-- start --

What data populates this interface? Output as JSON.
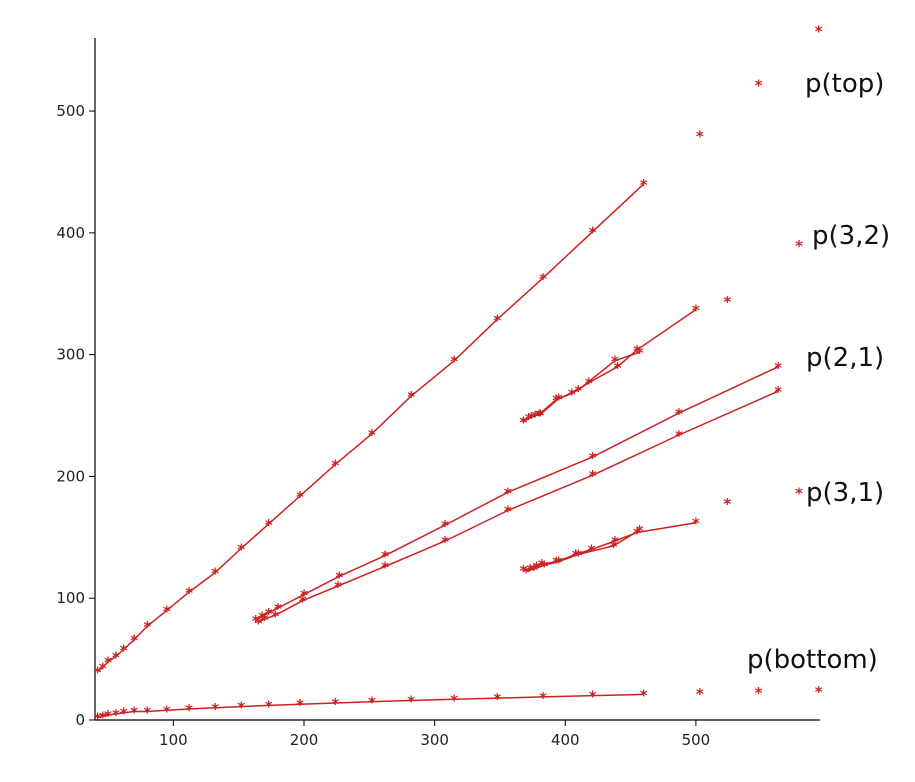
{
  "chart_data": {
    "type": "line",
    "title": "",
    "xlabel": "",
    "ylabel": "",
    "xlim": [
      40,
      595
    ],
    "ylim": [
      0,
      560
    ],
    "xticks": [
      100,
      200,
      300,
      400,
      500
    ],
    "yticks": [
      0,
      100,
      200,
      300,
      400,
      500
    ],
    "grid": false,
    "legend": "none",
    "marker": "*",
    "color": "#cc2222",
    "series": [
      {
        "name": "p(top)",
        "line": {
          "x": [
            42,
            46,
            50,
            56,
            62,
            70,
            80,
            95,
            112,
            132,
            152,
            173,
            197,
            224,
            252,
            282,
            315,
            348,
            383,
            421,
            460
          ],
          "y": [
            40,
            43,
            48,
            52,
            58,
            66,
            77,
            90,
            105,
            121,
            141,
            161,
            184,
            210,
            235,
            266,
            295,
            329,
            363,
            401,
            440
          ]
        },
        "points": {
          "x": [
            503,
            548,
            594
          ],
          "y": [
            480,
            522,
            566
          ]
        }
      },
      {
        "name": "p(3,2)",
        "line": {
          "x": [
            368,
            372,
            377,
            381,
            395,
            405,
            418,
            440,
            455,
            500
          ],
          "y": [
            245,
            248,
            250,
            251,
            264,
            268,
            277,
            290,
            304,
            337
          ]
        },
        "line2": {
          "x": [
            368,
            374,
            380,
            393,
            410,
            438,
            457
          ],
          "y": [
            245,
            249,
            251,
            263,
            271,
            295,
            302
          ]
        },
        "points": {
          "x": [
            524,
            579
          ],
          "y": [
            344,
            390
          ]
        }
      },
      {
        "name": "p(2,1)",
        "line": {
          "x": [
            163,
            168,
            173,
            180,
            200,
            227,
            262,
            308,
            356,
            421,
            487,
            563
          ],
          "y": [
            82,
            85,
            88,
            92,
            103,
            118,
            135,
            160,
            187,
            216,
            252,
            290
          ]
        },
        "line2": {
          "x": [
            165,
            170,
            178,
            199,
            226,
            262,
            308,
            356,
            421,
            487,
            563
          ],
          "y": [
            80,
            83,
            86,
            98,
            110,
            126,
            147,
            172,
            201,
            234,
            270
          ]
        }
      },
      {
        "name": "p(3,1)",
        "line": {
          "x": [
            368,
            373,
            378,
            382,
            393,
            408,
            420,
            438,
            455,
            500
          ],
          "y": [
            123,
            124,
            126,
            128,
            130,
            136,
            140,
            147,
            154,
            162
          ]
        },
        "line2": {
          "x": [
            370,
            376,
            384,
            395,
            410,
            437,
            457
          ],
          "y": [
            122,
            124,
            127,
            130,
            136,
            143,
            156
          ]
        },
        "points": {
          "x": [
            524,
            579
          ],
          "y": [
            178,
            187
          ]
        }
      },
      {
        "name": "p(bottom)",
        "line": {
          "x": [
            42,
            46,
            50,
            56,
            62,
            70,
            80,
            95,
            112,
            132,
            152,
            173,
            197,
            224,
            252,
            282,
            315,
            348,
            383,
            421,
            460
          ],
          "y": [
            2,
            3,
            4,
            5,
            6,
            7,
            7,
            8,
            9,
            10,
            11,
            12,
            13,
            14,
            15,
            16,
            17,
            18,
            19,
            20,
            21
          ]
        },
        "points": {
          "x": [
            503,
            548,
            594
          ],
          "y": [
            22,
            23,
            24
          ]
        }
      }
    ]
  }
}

-- end --
-- start --

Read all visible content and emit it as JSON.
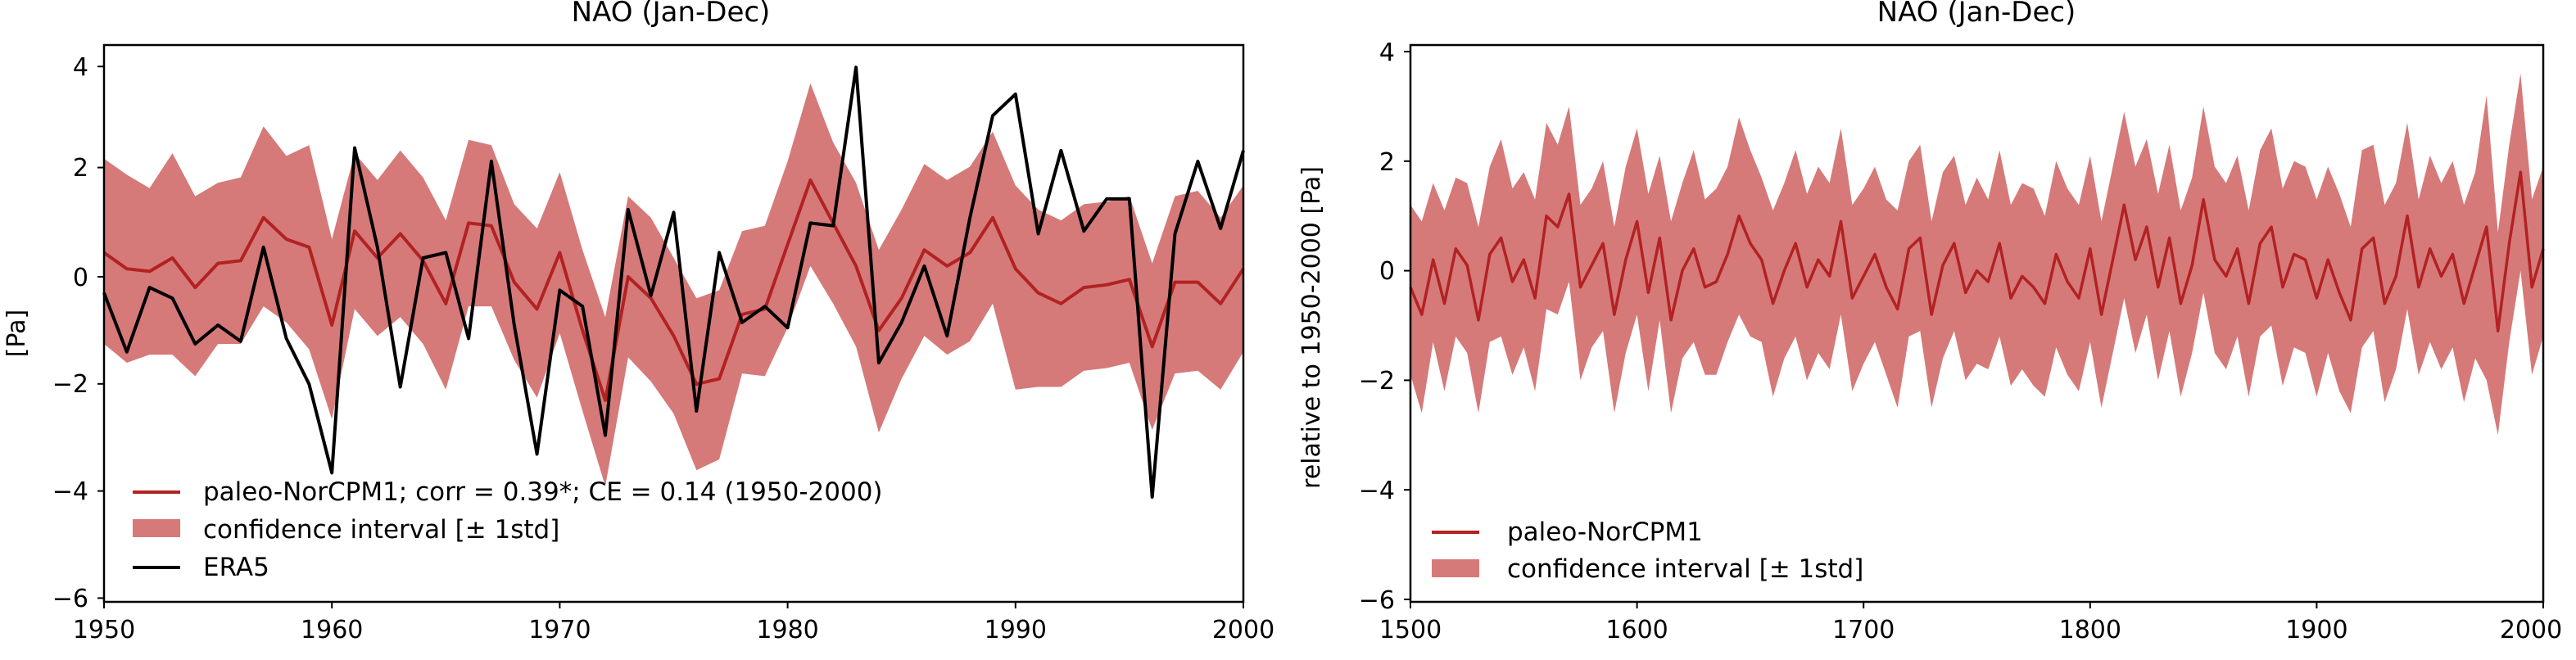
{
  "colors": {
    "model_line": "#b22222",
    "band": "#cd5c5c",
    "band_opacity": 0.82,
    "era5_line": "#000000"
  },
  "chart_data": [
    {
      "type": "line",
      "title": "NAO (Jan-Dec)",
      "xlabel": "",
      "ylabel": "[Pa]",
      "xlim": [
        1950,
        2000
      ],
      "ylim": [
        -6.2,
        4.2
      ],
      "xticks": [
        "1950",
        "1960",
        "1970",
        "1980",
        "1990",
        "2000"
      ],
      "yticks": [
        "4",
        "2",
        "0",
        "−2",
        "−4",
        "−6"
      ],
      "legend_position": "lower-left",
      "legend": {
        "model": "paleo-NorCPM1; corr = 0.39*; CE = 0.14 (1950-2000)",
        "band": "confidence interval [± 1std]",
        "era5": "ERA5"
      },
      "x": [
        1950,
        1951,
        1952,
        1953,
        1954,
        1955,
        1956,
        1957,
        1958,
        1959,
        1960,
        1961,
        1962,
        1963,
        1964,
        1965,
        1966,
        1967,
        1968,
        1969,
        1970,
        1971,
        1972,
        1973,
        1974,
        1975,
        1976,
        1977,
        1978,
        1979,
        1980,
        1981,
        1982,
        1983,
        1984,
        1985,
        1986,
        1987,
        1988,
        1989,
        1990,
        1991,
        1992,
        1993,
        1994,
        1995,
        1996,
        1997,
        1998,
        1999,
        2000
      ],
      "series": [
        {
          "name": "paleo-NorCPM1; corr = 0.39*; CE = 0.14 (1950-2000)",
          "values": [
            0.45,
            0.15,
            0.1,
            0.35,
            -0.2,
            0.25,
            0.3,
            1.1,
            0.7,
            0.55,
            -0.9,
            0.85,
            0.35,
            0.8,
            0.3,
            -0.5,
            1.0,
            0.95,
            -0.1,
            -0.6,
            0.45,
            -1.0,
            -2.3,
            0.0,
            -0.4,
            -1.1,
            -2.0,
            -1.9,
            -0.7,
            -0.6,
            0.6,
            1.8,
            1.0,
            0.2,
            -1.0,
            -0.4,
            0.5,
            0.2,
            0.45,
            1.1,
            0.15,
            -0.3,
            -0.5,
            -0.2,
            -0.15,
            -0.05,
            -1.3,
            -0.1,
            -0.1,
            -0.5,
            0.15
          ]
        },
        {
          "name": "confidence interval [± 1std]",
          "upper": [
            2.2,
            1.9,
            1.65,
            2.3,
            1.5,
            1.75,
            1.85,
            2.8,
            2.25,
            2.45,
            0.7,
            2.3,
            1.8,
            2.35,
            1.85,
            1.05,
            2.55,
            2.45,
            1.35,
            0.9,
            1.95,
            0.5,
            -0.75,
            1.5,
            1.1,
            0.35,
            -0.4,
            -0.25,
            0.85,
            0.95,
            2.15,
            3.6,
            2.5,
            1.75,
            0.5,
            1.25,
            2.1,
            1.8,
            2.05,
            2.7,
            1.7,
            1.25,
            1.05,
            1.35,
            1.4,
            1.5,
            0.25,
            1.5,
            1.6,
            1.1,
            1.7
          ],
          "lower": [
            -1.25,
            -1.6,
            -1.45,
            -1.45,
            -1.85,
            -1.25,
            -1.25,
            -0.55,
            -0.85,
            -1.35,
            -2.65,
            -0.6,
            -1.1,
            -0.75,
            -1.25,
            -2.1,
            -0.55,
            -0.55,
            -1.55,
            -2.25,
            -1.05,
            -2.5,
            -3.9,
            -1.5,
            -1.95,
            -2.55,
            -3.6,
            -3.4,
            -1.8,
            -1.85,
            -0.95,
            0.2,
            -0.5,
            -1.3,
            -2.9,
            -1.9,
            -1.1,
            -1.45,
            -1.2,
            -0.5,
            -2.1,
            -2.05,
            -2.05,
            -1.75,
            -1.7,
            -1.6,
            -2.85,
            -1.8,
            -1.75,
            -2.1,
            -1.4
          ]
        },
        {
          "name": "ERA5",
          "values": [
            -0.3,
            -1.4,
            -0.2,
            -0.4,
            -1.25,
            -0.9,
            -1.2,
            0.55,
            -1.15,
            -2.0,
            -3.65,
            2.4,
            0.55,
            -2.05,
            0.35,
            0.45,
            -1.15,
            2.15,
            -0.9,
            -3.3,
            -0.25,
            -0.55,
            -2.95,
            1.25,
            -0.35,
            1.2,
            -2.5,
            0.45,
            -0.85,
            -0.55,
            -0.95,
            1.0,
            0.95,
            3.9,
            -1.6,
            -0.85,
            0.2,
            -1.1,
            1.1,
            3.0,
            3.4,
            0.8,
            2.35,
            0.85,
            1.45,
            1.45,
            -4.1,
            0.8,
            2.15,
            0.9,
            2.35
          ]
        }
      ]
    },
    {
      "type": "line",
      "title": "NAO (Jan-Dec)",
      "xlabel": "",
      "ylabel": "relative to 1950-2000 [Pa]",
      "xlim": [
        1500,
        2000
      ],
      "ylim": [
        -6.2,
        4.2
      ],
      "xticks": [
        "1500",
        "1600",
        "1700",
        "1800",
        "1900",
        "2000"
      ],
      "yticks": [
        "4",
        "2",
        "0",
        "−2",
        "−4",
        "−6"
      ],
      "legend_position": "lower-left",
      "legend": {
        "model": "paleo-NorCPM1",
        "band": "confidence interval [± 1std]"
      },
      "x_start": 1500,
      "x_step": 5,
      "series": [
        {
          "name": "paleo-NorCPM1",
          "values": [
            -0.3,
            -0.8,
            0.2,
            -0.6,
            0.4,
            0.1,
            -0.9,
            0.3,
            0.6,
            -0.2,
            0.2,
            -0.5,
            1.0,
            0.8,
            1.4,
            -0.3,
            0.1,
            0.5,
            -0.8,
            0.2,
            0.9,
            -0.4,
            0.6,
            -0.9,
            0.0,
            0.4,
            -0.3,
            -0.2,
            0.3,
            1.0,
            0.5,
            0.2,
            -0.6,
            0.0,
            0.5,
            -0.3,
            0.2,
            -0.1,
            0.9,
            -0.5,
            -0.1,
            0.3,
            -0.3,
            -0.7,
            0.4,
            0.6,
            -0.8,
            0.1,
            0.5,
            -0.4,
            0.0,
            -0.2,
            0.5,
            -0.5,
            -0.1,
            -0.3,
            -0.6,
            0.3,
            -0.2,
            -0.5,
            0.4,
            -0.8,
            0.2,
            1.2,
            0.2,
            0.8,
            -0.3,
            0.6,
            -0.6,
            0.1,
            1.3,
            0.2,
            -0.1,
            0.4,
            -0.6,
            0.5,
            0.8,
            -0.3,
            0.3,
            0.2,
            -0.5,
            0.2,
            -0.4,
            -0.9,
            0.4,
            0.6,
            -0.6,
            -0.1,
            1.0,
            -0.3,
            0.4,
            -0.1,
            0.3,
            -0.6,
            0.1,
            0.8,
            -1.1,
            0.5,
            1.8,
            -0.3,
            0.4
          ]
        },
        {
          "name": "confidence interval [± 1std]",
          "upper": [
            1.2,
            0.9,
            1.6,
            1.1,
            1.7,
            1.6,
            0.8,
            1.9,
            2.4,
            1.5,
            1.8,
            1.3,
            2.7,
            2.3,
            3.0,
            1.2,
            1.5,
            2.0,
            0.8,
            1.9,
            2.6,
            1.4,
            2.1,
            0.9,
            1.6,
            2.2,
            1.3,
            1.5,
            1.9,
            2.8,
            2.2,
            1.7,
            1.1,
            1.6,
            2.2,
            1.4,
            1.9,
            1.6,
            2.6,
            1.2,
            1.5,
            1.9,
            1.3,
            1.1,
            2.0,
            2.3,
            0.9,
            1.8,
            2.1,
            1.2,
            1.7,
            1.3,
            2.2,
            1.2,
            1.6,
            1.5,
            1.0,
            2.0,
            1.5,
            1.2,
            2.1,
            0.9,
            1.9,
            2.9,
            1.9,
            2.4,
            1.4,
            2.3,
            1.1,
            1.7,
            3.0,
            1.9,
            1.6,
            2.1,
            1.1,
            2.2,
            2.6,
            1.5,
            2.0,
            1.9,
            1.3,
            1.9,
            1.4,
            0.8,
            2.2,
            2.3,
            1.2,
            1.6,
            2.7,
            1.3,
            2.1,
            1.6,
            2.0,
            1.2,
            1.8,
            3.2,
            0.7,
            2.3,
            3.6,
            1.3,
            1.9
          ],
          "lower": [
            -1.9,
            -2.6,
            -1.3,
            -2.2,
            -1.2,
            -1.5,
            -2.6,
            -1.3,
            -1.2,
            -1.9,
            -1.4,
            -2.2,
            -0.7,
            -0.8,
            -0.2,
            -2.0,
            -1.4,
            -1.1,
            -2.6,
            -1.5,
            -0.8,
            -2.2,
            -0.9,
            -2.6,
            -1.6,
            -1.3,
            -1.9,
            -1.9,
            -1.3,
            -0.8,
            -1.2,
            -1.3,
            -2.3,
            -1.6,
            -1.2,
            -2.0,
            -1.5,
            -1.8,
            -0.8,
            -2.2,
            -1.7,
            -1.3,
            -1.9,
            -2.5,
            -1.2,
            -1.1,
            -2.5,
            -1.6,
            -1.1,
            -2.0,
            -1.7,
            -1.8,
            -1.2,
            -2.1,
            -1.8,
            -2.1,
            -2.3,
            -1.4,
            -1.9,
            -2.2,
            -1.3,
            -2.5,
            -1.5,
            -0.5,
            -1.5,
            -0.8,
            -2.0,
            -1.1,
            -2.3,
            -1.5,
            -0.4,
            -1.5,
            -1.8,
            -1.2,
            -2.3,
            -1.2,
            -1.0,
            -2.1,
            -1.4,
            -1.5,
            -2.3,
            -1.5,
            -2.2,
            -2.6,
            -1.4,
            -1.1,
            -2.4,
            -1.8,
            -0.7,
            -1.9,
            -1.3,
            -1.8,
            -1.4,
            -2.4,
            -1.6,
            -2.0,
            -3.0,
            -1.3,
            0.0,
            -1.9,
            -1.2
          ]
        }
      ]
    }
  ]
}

-- end --

• [What is being asked] Where a line of the material above holds the string "name", copy that line.

• [Solution to this problem]
        "name": "p(top)",
        "name": "p(3,2)",
        "name": "p(2,1)",
        "name": "p(3,1)",
        "name": "p(bottom)",
          "name": "paleo-NorCPM1; corr = 0.39*; CE = 0.14 (1950-2000)",
          "name": "confidence interval [± 1std]",
          "name": "ERA5",
          "name": "paleo-NorCPM1",
          "name": "confidence interval [± 1std]",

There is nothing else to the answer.